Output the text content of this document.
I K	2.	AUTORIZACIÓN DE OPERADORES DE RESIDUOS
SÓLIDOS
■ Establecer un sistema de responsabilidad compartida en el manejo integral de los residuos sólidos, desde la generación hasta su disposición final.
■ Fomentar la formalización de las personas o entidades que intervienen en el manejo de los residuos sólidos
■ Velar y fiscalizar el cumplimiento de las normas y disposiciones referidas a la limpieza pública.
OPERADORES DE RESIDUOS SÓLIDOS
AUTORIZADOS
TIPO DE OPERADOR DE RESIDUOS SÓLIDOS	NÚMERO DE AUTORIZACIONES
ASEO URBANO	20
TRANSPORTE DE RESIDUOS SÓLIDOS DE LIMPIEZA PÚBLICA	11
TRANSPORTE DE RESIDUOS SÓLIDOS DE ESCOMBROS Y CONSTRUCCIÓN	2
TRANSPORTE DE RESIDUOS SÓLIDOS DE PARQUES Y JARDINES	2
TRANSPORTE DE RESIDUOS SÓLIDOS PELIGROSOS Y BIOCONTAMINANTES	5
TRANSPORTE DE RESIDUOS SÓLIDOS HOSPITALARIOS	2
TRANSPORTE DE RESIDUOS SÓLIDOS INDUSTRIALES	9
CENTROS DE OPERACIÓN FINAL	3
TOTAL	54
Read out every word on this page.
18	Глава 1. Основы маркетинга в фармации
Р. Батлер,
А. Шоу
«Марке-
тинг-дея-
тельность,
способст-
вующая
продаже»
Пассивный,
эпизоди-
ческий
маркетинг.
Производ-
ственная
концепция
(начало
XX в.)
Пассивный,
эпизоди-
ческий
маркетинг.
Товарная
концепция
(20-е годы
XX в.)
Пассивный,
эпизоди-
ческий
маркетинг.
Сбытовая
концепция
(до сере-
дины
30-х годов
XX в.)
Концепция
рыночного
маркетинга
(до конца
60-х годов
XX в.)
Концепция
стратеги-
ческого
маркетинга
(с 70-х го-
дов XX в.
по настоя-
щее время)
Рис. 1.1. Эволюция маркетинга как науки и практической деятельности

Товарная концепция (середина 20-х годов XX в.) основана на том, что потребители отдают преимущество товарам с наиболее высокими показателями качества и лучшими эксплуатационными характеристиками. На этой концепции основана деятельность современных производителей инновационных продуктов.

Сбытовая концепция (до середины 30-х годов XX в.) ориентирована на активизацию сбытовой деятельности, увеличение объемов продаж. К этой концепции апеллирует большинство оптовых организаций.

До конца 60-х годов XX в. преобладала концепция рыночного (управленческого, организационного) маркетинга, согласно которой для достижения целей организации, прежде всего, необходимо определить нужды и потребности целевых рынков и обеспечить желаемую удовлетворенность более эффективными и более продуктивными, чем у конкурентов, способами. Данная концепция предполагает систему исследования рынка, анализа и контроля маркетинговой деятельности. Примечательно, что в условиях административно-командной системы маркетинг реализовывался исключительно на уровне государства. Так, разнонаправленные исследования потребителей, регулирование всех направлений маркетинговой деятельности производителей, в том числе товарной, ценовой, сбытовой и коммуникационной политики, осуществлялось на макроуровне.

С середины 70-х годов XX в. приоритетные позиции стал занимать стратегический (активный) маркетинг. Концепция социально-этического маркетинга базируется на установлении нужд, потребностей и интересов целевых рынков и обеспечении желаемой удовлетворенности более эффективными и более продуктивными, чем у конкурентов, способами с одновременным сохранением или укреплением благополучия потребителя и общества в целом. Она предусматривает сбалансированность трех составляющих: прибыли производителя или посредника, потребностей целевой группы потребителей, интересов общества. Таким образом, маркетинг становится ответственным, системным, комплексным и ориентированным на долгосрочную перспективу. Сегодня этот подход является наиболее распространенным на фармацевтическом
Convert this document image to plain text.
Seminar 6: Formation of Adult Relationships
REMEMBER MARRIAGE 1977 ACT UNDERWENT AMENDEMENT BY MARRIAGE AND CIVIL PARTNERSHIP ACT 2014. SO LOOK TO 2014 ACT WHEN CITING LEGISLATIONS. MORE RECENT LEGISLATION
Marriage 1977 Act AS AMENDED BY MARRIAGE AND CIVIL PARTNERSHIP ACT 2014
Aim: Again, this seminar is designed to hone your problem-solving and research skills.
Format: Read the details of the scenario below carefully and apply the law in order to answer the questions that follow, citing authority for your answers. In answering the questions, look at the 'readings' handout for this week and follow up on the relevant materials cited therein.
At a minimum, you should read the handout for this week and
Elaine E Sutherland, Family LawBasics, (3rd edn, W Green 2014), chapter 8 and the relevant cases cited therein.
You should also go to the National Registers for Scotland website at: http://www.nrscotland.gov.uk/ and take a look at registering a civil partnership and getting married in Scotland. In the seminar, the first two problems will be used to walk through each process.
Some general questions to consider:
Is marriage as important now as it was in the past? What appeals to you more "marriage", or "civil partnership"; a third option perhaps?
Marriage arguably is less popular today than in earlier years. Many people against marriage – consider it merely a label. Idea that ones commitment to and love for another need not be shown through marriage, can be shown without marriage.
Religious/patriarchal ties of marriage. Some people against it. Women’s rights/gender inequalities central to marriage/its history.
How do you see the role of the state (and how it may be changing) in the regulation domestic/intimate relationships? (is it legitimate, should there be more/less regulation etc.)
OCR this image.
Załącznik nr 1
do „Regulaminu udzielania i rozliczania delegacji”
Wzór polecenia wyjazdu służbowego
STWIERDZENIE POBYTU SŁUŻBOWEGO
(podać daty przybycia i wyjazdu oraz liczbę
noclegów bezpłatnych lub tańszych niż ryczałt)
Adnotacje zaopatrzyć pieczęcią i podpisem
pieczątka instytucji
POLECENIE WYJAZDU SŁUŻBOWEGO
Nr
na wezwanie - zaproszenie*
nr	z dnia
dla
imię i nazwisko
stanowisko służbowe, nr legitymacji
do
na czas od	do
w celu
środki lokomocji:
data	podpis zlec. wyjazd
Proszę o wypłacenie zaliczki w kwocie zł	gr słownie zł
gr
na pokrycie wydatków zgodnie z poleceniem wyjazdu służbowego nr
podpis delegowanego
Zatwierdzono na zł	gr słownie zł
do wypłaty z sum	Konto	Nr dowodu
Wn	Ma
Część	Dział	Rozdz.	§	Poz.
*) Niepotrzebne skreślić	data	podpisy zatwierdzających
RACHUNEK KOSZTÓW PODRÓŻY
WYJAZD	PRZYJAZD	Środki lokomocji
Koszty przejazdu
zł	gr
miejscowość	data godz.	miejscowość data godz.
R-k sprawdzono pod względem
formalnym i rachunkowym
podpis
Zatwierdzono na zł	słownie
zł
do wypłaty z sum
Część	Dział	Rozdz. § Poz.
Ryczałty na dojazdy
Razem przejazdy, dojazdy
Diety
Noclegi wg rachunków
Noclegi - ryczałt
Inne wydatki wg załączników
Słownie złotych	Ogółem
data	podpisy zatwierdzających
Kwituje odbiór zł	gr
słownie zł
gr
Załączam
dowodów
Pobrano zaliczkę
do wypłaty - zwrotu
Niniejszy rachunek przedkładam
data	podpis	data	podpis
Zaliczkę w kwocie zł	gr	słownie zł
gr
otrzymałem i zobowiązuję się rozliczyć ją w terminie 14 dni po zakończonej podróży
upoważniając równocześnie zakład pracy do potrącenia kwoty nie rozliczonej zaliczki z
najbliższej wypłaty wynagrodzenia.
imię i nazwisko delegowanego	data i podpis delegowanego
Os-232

******************************

• [EXERCISE OBJECTIVE]:
Reproduce each entry exactly, leaving out nothing.

• [RESPONSE TO THIS EXERCISE]:
Output the text content of this document.
I K	2.	AUTORIZACIÓN DE OPERADORES DE RESIDUOS
SÓLIDOS
■ Establecer un sistema de responsabilidad compartida en el manejo integral de los residuos sólidos, desde la generación hasta su disposición final.
■ Fomentar la formalización de las personas o entidades que intervienen en el manejo de los residuos sólidos
■ Velar y fiscalizar el cumplimiento de las normas y disposiciones referidas a la limpieza pública.
OPERADORES DE RESIDUOS SÓLIDOS
AUTORIZADOS
TIPO DE OPERADOR DE RESIDUOS SÓLIDOS	NÚMERO DE AUTORIZACIONES
ASEO URBANO	20
TRANSPORTE DE RESIDUOS SÓLIDOS DE LIMPIEZA PÚBLICA	11
TRANSPORTE DE RESIDUOS SÓLIDOS DE ESCOMBROS Y CONSTRUCCIÓN	2
TRANSPORTE DE RESIDUOS SÓLIDOS DE PARQUES Y JARDINES	2
TRANSPORTE DE RESIDUOS SÓLIDOS PELIGROSOS Y BIOCONTAMINANTES	5
TRANSPORTE DE RESIDUOS SÓLIDOS HOSPITALARIOS	2
TRANSPORTE DE RESIDUOS SÓLIDOS INDUSTRIALES	9
CENTROS DE OPERACIÓN FINAL	3
TOTAL	54
Read out every word on this page.
18	Глава 1. Основы маркетинга в фармации
Р. Батлер,
А. Шоу
«Марке-
тинг-дея-
тельность,
способст-
вующая
продаже»
Пассивный,
эпизоди-
ческий
маркетинг.
Производ-
ственная
концепция
(начало
XX в.)
Пассивный,
эпизоди-
ческий
маркетинг.
Товарная
концепция
(20-е годы
XX в.)
Пассивный,
эпизоди-
ческий
маркетинг.
Сбытовая
концепция
(до сере-
дины
30-х годов
XX в.)
Концепция
рыночного
маркетинга
(до конца
60-х годов
XX в.)
Концепция
стратеги-
ческого
маркетинга
(с 70-х го-
дов XX в.
по настоя-
щее время)
Рис. 1.1. Эволюция маркетинга как науки и практической деятельности

Товарная концепция (середина 20-х годов XX в.) основана на том, что потребители отдают преимущество товарам с наиболее высокими показателями качества и лучшими эксплуатационными характеристиками. На этой концепции основана деятельность современных производителей инновационных продуктов.

Сбытовая концепция (до середины 30-х годов XX в.) ориентирована на активизацию сбытовой деятельности, увеличение объемов продаж. К этой концепции апеллирует большинство оптовых организаций.

До конца 60-х годов XX в. преобладала концепция рыночного (управленческого, организационного) маркетинга, согласно которой для достижения целей организации, прежде всего, необходимо определить нужды и потребности целевых рынков и обеспечить желаемую удовлетворенность более эффективными и более продуктивными, чем у конкурентов, способами. Данная концепция предполагает систему исследования рынка, анализа и контроля маркетинговой деятельности. Примечательно, что в условиях административно-командной системы маркетинг реализовывался исключительно на уровне государства. Так, разнонаправленные исследования потребителей, регулирование всех направлений маркетинговой деятельности производителей, в том числе товарной, ценовой, сбытовой и коммуникационной политики, осуществлялось на макроуровне.

С середины 70-х годов XX в. приоритетные позиции стал занимать стратегический (активный) маркетинг. Концепция социально-этического маркетинга базируется на установлении нужд, потребностей и интересов целевых рынков и обеспечении желаемой удовлетворенности более эффективными и более продуктивными, чем у конкурентов, способами с одновременным сохранением или укреплением благополучия потребителя и общества в целом. Она предусматривает сбалансированность трех составляющих: прибыли производителя или посредника, потребностей целевой группы потребителей, интересов общества. Таким образом, маркетинг становится ответственным, системным, комплексным и ориентированным на долгосрочную перспективу. Сегодня этот подход является наиболее распространенным на фармацевтическом
Convert this document image to plain text.
Seminar 6: Formation of Adult Relationships
REMEMBER MARRIAGE 1977 ACT UNDERWENT AMENDEMENT BY MARRIAGE AND CIVIL PARTNERSHIP ACT 2014. SO LOOK TO 2014 ACT WHEN CITING LEGISLATIONS. MORE RECENT LEGISLATION
Marriage 1977 Act AS AMENDED BY MARRIAGE AND CIVIL PARTNERSHIP ACT 2014
Aim: Again, this seminar is designed to hone your problem-solving and research skills.
Format: Read the details of the scenario below carefully and apply the law in order to answer the questions that follow, citing authority for your answers. In answering the questions, look at the 'readings' handout for this week and follow up on the relevant materials cited therein.
At a minimum, you should read the handout for this week and
Elaine E Sutherland, Family LawBasics, (3rd edn, W Green 2014), chapter 8 and the relevant cases cited therein.
You should also go to the National Registers for Scotland website at: http://www.nrscotland.gov.uk/ and take a look at registering a civil partnership and getting married in Scotland. In the seminar, the first two problems will be used to walk through each process.
Some general questions to consider:
Is marriage as important now as it was in the past? What appeals to you more "marriage", or "civil partnership"; a third option perhaps?
Marriage arguably is less popular today than in earlier years. Many people against marriage – consider it merely a label. Idea that ones commitment to and love for another need not be shown through marriage, can be shown without marriage.
Religious/patriarchal ties of marriage. Some people against it. Women’s rights/gender inequalities central to marriage/its history.
How do you see the role of the state (and how it may be changing) in the regulation domestic/intimate relationships? (is it legitimate, should there be more/less regulation etc.)
OCR this image.
Załącznik nr 1
do „Regulaminu udzielania i rozliczania delegacji”
Wzór polecenia wyjazdu służbowego
STWIERDZENIE POBYTU SŁUŻBOWEGO
(podać daty przybycia i wyjazdu oraz liczbę
noclegów bezpłatnych lub tańszych niż ryczałt)
Adnotacje zaopatrzyć pieczęcią i podpisem
pieczątka instytucji
POLECENIE WYJAZDU SŁUŻBOWEGO
Nr
na wezwanie - zaproszenie*
nr	z dnia
dla
imię i nazwisko
stanowisko służbowe, nr legitymacji
do
na czas od	do
w celu
środki lokomocji:
data	podpis zlec. wyjazd
Proszę o wypłacenie zaliczki w kwocie zł	gr słownie zł
gr
na pokrycie wydatków zgodnie z poleceniem wyjazdu służbowego nr
podpis delegowanego
Zatwierdzono na zł	gr słownie zł
do wypłaty z sum	Konto	Nr dowodu
Wn	Ma
Część	Dział	Rozdz.	§	Poz.
*) Niepotrzebne skreślić	data	podpisy zatwierdzających
RACHUNEK KOSZTÓW PODRÓŻY
WYJAZD	PRZYJAZD	Środki lokomocji
Koszty przejazdu
zł	gr
miejscowość	data godz.	miejscowość data godz.
R-k sprawdzono pod względem
formalnym i rachunkowym
podpis
Zatwierdzono na zł	słownie
zł
do wypłaty z sum
Część	Dział	Rozdz. § Poz.
Ryczałty na dojazdy
Razem przejazdy, dojazdy
Diety
Noclegi wg rachunków
Noclegi - ryczałt
Inne wydatki wg załączników
Słownie złotych	Ogółem
data	podpisy zatwierdzających
Kwituje odbiór zł	gr
słownie zł
gr
Załączam
dowodów
Pobrano zaliczkę
do wypłaty - zwrotu
Niniejszy rachunek przedkładam
data	podpis	data	podpis
Zaliczkę w kwocie zł	gr	słownie zł
gr
otrzymałem i zobowiązuję się rozliczyć ją w terminie 14 dni po zakończonej podróży
upoważniając równocześnie zakład pracy do potrącenia kwoty nie rozliczonej zaliczki z
najbliższej wypłaty wynagrodzenia.
imię i nazwisko delegowanego	data i podpis delegowanego
Os-232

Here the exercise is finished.